Data records:
▬▬▬▬▬▬

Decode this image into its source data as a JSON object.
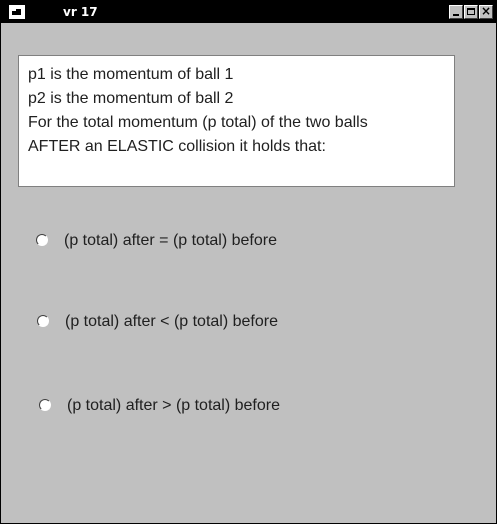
{
  "window": {
    "title": "vr 17",
    "controls": {
      "minimize_icon": "minimize-icon",
      "maximize_icon": "maximize-icon",
      "close_glyph": "×"
    }
  },
  "question": {
    "lines": [
      "p1 is the momentum of ball 1",
      "p2 is the momentum of ball 2",
      "For the total momentum (p total) of the two balls",
      "AFTER an ELASTIC collision it holds that:"
    ]
  },
  "options": [
    {
      "label": "(p total) after = (p total) before",
      "selected": false
    },
    {
      "label": "(p total) after < (p total) before",
      "selected": false
    },
    {
      "label": "(p total) after > (p total) before",
      "selected": false
    }
  ],
  "colors": {
    "titlebar": "#000000",
    "window_bg": "#c0c0c0",
    "panel_bg": "#ffffff",
    "text": "#202020"
  }
}
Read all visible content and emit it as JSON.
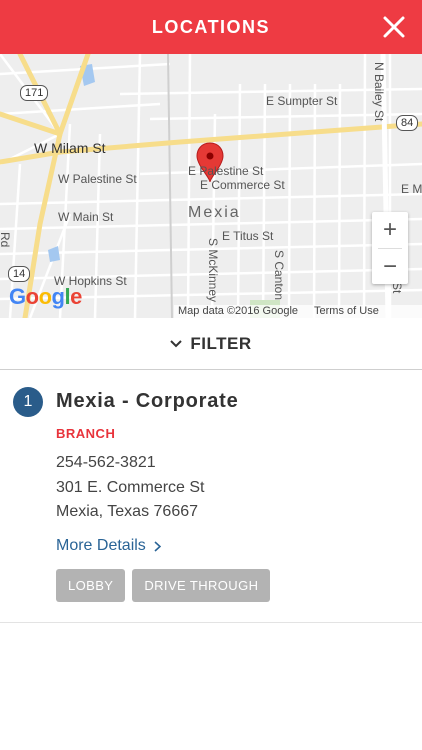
{
  "header": {
    "title": "LOCATIONS",
    "close_icon": "close-x-icon"
  },
  "map": {
    "street_labels": {
      "e_sumpter": "E Sumpter St",
      "w_milam": "W Milam St",
      "w_palestine": "W Palestine St",
      "e_palestine": "E Palestine St",
      "e_commerce": "E Commerce St",
      "e_m": "E M",
      "w_main": "W Main St",
      "e_titus": "E Titus St",
      "w_hopkins": "W Hopkins St",
      "n_bailey": "N Bailey St",
      "s_mckinney": "S McKinney",
      "s_canton": "S Canton",
      "rd": "Rd",
      "st": "St"
    },
    "city_label": "Mexia",
    "route_shields": [
      "171",
      "84",
      "14"
    ],
    "zoom_in": "+",
    "zoom_out": "−",
    "logo": [
      "G",
      "o",
      "o",
      "g",
      "l",
      "e"
    ],
    "logo_colors": [
      "#4285f4",
      "#ea4335",
      "#fbbc05",
      "#4285f4",
      "#34a853",
      "#ea4335"
    ],
    "attribution": "Map data ©2016 Google",
    "terms": "Terms of Use"
  },
  "filter": {
    "label": "FILTER",
    "icon": "chevron-down-icon"
  },
  "locations": [
    {
      "number": "1",
      "name": "Mexia - Corporate",
      "type": "BRANCH",
      "phone": "254-562-3821",
      "address_line1": "301 E. Commerce St",
      "address_line2": "Mexia, Texas 76667",
      "more_details": "More Details",
      "tags": [
        "LOBBY",
        "DRIVE THROUGH"
      ]
    }
  ],
  "colors": {
    "header_bg": "#ee3b43",
    "badge_bg": "#2a5c8a",
    "branch_red": "#e8333b",
    "link_blue": "#2a6496",
    "tag_gray": "#b3b3b3"
  }
}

▬▬▬▬▬▬

OBJECTIVE: Where a line in the material above holds "momentum", copy that line.

EXERCISE RESPONSE:
      "p1 is the momentum of ball 1",
      "p2 is the momentum of ball 2",
      "For the total momentum (p total) of the two balls",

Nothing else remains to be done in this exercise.